• **Supplied data**
◆ ◆ ◆ ◆ ◆ ◆ ◆
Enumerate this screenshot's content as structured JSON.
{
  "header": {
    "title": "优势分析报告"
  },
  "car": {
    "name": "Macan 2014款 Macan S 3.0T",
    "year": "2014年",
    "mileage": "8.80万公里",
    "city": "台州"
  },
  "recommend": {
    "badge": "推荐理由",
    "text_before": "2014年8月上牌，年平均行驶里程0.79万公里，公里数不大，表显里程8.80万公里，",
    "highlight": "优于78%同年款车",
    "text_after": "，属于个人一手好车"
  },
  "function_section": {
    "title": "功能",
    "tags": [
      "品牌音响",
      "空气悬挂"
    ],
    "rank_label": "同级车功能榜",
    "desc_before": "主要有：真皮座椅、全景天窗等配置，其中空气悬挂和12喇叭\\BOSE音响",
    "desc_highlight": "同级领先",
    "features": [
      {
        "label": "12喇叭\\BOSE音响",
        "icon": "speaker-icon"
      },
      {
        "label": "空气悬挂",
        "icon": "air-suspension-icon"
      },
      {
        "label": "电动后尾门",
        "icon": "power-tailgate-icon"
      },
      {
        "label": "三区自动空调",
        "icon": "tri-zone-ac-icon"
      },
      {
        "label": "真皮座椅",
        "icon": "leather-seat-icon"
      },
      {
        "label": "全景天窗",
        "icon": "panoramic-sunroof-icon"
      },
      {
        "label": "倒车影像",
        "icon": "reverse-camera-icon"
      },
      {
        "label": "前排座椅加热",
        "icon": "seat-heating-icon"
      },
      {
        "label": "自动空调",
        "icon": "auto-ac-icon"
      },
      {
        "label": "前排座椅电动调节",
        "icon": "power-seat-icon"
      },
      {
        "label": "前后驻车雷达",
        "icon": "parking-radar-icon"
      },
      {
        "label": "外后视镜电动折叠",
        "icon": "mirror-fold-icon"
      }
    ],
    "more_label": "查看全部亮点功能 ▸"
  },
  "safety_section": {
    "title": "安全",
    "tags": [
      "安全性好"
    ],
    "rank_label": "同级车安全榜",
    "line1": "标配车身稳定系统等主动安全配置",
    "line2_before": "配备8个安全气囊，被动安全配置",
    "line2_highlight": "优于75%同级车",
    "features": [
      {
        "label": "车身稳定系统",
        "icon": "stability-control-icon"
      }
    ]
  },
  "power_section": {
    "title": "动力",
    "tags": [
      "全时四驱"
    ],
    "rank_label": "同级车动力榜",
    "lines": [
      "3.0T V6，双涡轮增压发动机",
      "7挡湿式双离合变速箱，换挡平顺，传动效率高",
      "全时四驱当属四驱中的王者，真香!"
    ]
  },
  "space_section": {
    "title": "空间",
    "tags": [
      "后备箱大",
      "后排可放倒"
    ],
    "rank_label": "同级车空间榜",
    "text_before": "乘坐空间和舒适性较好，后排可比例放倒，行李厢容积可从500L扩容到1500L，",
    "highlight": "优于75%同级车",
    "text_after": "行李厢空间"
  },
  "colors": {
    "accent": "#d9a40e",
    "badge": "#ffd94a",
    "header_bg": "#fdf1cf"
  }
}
◆ ◆ ◆ ◆ ◆ ◆ ◆
• **Do this**
Retype the records that precede this task, keeping them exactly the same.

• **Exercise result**
Enumerate this screenshot's content as structured JSON.
{
  "header": {
    "title": "优势分析报告"
  },
  "car": {
    "name": "Macan 2014款 Macan S 3.0T",
    "year": "2014年",
    "mileage": "8.80万公里",
    "city": "台州"
  },
  "recommend": {
    "badge": "推荐理由",
    "text_before": "2014年8月上牌，年平均行驶里程0.79万公里，公里数不大，表显里程8.80万公里，",
    "highlight": "优于78%同年款车",
    "text_after": "，属于个人一手好车"
  },
  "function_section": {
    "title": "功能",
    "tags": [
      "品牌音响",
      "空气悬挂"
    ],
    "rank_label": "同级车功能榜",
    "desc_before": "主要有：真皮座椅、全景天窗等配置，其中空气悬挂和12喇叭\\BOSE音响",
    "desc_highlight": "同级领先",
    "features": [
      {
        "label": "12喇叭\\BOSE音响",
        "icon": "speaker-icon"
      },
      {
        "label": "空气悬挂",
        "icon": "air-suspension-icon"
      },
      {
        "label": "电动后尾门",
        "icon": "power-tailgate-icon"
      },
      {
        "label": "三区自动空调",
        "icon": "tri-zone-ac-icon"
      },
      {
        "label": "真皮座椅",
        "icon": "leather-seat-icon"
      },
      {
        "label": "全景天窗",
        "icon": "panoramic-sunroof-icon"
      },
      {
        "label": "倒车影像",
        "icon": "reverse-camera-icon"
      },
      {
        "label": "前排座椅加热",
        "icon": "seat-heating-icon"
      },
      {
        "label": "自动空调",
        "icon": "auto-ac-icon"
      },
      {
        "label": "前排座椅电动调节",
        "icon": "power-seat-icon"
      },
      {
        "label": "前后驻车雷达",
        "icon": "parking-radar-icon"
      },
      {
        "label": "外后视镜电动折叠",
        "icon": "mirror-fold-icon"
      }
    ],
    "more_label": "查看全部亮点功能 ▸"
  },
  "safety_section": {
    "title": "安全",
    "tags": [
      "安全性好"
    ],
    "rank_label": "同级车安全榜",
    "line1": "标配车身稳定系统等主动安全配置",
    "line2_before": "配备8个安全气囊，被动安全配置",
    "line2_highlight": "优于75%同级车",
    "features": [
      {
        "label": "车身稳定系统",
        "icon": "stability-control-icon"
      }
    ]
  },
  "power_section": {
    "title": "动力",
    "tags": [
      "全时四驱"
    ],
    "rank_label": "同级车动力榜",
    "lines": [
      "3.0T V6，双涡轮增压发动机",
      "7挡湿式双离合变速箱，换挡平顺，传动效率高",
      "全时四驱当属四驱中的王者，真香!"
    ]
  },
  "space_section": {
    "title": "空间",
    "tags": [
      "后备箱大",
      "后排可放倒"
    ],
    "rank_label": "同级车空间榜",
    "text_before": "乘坐空间和舒适性较好，后排可比例放倒，行李厢容积可从500L扩容到1500L，",
    "highlight": "优于75%同级车",
    "text_after": "行李厢空间"
  },
  "colors": {
    "accent": "#d9a40e",
    "badge": "#ffd94a",
    "header_bg": "#fdf1cf"
  }
}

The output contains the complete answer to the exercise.